**課題**
1) 割増賃金に関する文書のうち、「そして、当該長距離勤務の日毎について」で始まる段落を、主な事実を残して箇条書きに短くまとめ直してください。
2) 割増賃金に関する文書から、「2 ところで、原告らが右支給」から「間に争いがないところである。」までの箇所を一字一句そのまま書き写してください。
3) 割増賃金に関する文書の最後の文に続けて、その先の文章を書いてください。

**文書本文**
..............................

六 割増賃金の支給不足分(争点3)について
1 そこで、以上の判断及び前記争いのない事実を前提にして、原告ら主張の長距離勤務の日毎について、深夜時間外割増賃金が、労働基準法所定の計算による額まで、支給されていたか否か、及び、不足分のあるときの不足額、の点を、判断する。
2 ところで、原告らが右支給不足分があると主張する長距離勤務日について、当時、被告が当該原告に対し深夜時間外割増賃金に相当する賃金として支給した賃金は、前記四の判断のとおり、前記長距離係数制割増賃金と近距離時間外割増賃金であるところ、その各支給額については、前記のとおり、当事者間に争いがないところである。
そして、当該長距離勤務の日毎について労働基準法所定の計算による深夜時間外割増賃金額を算定するにあたって基礎となるのは、当該日における当該原告の日給額と実働時間数であるが、右日給額については、前記のとおり当事者間に争いがなく、右実働時間数については、その勤務開始時は、前記のとおり争いがないタイムカード上の入場時刻、その勤務終了時は、前記二の判断のとおり、タイムカード上の退場時刻(その記載時刻自体は争いがない)、であって、その間の休憩時間に関して種々争いがある(前記三の判断は一まず措く)ところである。

..............................

**データ記録**
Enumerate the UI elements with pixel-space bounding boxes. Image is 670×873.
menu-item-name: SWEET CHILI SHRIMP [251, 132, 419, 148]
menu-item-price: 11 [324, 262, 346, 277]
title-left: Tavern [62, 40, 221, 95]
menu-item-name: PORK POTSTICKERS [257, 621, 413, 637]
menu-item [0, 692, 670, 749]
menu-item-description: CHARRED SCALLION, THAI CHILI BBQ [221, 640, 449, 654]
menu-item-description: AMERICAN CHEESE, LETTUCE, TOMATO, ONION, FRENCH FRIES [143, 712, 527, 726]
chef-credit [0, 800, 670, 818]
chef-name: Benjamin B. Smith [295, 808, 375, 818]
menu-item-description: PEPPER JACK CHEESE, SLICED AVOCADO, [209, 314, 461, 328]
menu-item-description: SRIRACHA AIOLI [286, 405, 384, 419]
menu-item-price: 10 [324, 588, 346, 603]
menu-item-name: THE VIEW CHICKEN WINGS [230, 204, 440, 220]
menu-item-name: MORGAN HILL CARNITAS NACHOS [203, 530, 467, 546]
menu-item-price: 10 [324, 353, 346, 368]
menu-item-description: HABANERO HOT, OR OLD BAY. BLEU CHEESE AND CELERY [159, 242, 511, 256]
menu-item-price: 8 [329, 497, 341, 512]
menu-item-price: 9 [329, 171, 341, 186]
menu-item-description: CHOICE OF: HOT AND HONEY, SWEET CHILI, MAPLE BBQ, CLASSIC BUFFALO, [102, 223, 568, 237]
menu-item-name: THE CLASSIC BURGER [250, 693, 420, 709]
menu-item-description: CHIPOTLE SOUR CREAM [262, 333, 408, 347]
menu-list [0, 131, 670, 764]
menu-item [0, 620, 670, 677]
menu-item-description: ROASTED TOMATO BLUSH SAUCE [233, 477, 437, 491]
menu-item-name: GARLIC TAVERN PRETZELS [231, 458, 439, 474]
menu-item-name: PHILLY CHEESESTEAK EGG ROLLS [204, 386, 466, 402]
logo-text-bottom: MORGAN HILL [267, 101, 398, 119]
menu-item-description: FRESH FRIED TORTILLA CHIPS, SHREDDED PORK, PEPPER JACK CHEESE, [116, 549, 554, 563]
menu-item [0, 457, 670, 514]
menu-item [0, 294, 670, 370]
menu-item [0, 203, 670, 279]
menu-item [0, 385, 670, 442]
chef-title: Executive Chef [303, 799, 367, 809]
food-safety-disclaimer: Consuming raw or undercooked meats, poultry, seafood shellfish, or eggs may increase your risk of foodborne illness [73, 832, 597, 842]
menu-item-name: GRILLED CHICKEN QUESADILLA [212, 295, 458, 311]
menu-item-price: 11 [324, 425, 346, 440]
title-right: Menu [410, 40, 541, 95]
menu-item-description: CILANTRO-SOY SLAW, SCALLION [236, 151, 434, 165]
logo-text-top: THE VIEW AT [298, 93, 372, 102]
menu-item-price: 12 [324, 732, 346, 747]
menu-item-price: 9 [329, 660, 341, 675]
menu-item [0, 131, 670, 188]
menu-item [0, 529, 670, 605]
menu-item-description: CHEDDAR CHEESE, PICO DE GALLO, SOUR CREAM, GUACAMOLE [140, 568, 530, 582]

..............................

**解答**
1)
- 各長距離勤務日について、労働基準法所定の計算による深夜時間外割増賃金額を算定する基礎は、その日の当該原告の日給額と実働時間数である。
- 日給額は当事者間に争いがない。
- 勤務開始時は、争いがないタイムカード上の入場時刻である。
- 勤務終了時は、前記二の判断のとおり、タイムカード上の退場時刻である（記載時刻自体は争いがない）。
- その間の休憩時間については種々の争いがある（前記三の判断は一まず措く）。

2)
2 ところで、原告らが右支給不足分があると主張する長距離勤務日について、当時、被告が当該原告に対し深夜時間外割増賃金に相当する賃金として支給した賃金は、前記四の判断のとおり、前記長距離係数制割増賃金と近距離時間外割増賃金であるところ、その各支給額については、前記のとおり、当事者間に争いがないところである。

3)
3 しかるところ、被告は、右2を前提にして、右タイムカード上の入・退場時刻間をすべて実働時間と仮定した場合における右各長距離勤務日の労働基準法所定の深夜時間外割増賃金額と右支給額(長距離係数制割増賃金と近距離時間外割増賃金との合計額)とその差額とについての計算関係を、別紙割増賃金表(被告予備的計算分)のとおり主張しており、弁論の全趣旨によれば、原告らも、右2を前提にした場合の計算関係については明らかに争わないと認められるので、以下、右計算関係(多少の違算は存するが以下の検討を左右する程のものは見当たらない)に基づき、検討を進めることとする。
4 まず、右計算上、支給不足額が生じなかった長距離勤務日、即ち、別紙割増賃金表(被告予備的計算分)の所定の差額欄の数値の前に▲を付してないもの、に関しては休憩時間についてのこれ以上の検討を要せず、既に、当該長距離勤務日の深夜時間外割増賃金として、当時、労働基準法所定の計算額以上支給済であること、が明らかである。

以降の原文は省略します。